Stored data
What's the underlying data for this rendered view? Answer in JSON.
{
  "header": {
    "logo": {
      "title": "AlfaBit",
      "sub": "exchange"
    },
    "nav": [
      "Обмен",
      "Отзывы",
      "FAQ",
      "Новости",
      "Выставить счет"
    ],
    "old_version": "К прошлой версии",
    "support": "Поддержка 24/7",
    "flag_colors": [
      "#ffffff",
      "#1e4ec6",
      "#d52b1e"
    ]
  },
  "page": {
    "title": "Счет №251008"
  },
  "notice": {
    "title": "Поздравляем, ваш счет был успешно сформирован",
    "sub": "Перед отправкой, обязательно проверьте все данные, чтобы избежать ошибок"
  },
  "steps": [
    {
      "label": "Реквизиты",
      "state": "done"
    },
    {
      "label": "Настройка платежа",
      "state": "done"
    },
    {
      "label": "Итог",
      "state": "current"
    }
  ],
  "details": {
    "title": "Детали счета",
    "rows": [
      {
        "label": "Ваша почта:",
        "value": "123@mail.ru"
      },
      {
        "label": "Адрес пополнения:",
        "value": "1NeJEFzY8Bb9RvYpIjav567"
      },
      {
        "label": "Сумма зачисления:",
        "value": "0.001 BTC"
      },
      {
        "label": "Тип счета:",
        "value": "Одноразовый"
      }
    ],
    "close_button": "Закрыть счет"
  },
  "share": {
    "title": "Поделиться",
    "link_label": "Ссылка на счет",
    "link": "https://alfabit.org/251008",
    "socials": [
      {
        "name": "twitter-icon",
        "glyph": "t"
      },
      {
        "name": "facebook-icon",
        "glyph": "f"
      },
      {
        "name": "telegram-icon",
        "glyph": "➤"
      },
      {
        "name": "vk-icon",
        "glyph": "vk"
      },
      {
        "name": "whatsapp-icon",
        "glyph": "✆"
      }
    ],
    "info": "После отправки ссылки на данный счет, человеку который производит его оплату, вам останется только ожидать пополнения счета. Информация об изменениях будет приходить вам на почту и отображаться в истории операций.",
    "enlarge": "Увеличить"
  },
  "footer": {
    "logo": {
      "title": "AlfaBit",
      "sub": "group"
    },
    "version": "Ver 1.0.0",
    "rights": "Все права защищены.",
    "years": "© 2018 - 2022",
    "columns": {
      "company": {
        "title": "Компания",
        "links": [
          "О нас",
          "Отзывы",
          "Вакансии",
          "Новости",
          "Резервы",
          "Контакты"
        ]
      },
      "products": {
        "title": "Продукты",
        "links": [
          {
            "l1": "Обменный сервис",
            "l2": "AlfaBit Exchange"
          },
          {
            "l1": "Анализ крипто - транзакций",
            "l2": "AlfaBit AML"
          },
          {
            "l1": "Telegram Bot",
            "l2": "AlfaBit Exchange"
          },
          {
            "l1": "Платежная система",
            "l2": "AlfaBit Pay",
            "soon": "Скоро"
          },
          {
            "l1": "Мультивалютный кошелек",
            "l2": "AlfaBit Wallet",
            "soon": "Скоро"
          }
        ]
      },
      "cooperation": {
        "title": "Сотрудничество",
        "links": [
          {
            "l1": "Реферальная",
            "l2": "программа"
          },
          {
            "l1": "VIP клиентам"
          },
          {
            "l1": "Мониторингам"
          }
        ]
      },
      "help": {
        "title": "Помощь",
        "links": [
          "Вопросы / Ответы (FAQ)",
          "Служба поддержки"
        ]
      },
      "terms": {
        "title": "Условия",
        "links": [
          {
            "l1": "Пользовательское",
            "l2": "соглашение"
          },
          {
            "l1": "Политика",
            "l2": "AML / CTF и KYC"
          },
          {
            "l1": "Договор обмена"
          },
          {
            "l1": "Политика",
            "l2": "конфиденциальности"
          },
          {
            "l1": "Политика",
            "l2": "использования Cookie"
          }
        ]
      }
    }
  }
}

The request -> Display every line of the listing that contains the string "name".

Task response ->
        "name": "twitter-icon",
        "name": "facebook-icon",
        "name": "telegram-icon",
        "name": "vk-icon",
        "name": "whatsapp-icon",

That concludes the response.